- 本文 -

道後温泉アートプロジェクト 10年の取り組み

2 地域×アートの課題と実践を探る
2)試行錯誤を重ねて、培われたもの 2015-2018

市民が道後温泉に足を運びやすくなった理由のひとつに、道後温泉自体のイメージが明るくなったこともある。2014年にアートプロジェクトがスタートして以来、道後温泉は昭和の団体旅行温泉街から女子旅に人気の温泉宿へと完全イメージチェンジを遂げた。楽天トラベルの「女性一人旅におすすめの温泉地ランキング」では2014年から5年連続で1位を獲得、さらにインバウンド効果も重なって、2019年からの本館保存修理工事が目前に迫っているにもかかわらず、まちはかつてない賑わいに沸いていた。

道後オンセナートは4年に1度大祭を行うサイクルとなって、2014年に次いで2018年にも開催された。その間の2015年から2017年までは、基本的に2014年のコンセプトを踏襲。2015年は蜷川実花、2016年は山口晃と1人のアーティストをフィーチャーするスタイル。2018年は25組のアーティスト作品を展示した。さらに地元の人や旅人も一緒にできること、楽しめることをつくろうとした。そのひとつが地元プロジェクト「クリープハイプ・尾崎世界観の歌詞の世界 in 道後」だった。尾崎世界観の歌詞から抽出したフレーズを道後のまちのあちこちにちりばめたプロジェクトで、とりわけ多くの若者の共感を呼んだ。さらにまちの歴史に着目し、まちと文学という新しい切り口を提示して、道後オンセナート2022の「マチコトバ」にもつながっていく。2014年以降の道後温泉のアートの歩みは、このまちとアートのあるべき関係性を模索する試行錯誤の年月だったといえるだろう。その土壌があって2019年以降のアートプロジェクトの飛躍へとつながっていく。

- 課題 1 -
本文の内容を2文で要約せよ。
- 課題 2 -
本文によれば、2016年にフィーチャーされたアーティストは誰か。

- 提供エントリ -
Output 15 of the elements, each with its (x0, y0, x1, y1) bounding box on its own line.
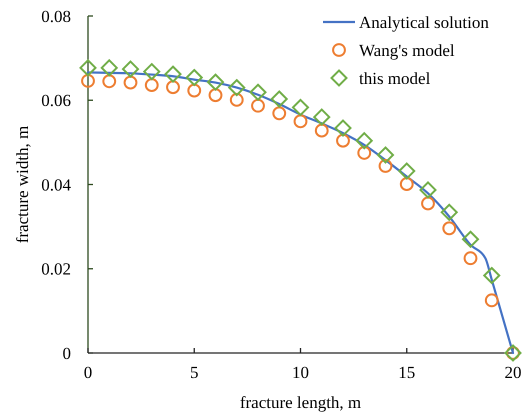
x-tick-label: 10 (292, 363, 309, 382)
y-tick-label: 0.06 (41, 91, 71, 110)
x-axis-title: fracture length, m (240, 393, 362, 412)
y-axis-title: fracture width, m (13, 126, 32, 244)
legend-label: Wang's model (359, 40, 455, 60)
x-tick-label: 5 (190, 363, 198, 382)
x-tick-label: 0 (84, 363, 92, 382)
legend-label: this model (359, 68, 431, 88)
y-tick-label: 0.04 (41, 175, 72, 194)
x-tick-label: 20 (504, 363, 522, 382)
x-tick-label: 15 (398, 363, 416, 382)
y-tick-label: 0.02 (41, 260, 71, 279)
y-tick-label: 0.08 (41, 6, 71, 26)
y-tick-label: 0 (62, 344, 71, 363)
legend-label: Analytical solution (359, 12, 490, 32)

- 解答 1 -
2014年にアートプロジェクトが始まって以来、道後温泉は昭和の団体旅行温泉街から女子旅に人気の温泉宿へとイメージを一新し、まちはかつてない賑わいに沸いた。道後オンセナートは4年に1度の大祭として2014年と2018年に開催され、地元の人や旅人も楽しめる企画を重ねたこの試行錯誤の年月が、2019年以降のアートプロジェクトの飛躍へとつながった。

- 解答 2 -
山口晃である。